(Data records)
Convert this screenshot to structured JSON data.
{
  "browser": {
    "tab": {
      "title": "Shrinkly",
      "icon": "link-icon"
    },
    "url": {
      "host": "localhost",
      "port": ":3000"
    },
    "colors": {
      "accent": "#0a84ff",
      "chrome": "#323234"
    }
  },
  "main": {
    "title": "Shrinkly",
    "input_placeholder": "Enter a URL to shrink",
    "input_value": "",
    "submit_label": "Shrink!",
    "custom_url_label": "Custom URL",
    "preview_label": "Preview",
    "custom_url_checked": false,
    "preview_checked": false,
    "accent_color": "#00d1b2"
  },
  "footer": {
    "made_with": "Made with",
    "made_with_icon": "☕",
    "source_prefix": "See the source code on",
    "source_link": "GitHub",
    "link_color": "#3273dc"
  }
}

▶ Work required: Give the entries once more, exactly as they appear.

▶ Solution:
Convert this screenshot to structured JSON data.
{
  "browser": {
    "tab": {
      "title": "Shrinkly",
      "icon": "link-icon"
    },
    "url": {
      "host": "localhost",
      "port": ":3000"
    },
    "colors": {
      "accent": "#0a84ff",
      "chrome": "#323234"
    }
  },
  "main": {
    "title": "Shrinkly",
    "input_placeholder": "Enter a URL to shrink",
    "input_value": "",
    "submit_label": "Shrink!",
    "custom_url_label": "Custom URL",
    "preview_label": "Preview",
    "custom_url_checked": false,
    "preview_checked": false,
    "accent_color": "#00d1b2"
  },
  "footer": {
    "made_with": "Made with",
    "made_with_icon": "☕",
    "source_prefix": "See the source code on",
    "source_link": "GitHub",
    "link_color": "#3273dc"
  }
}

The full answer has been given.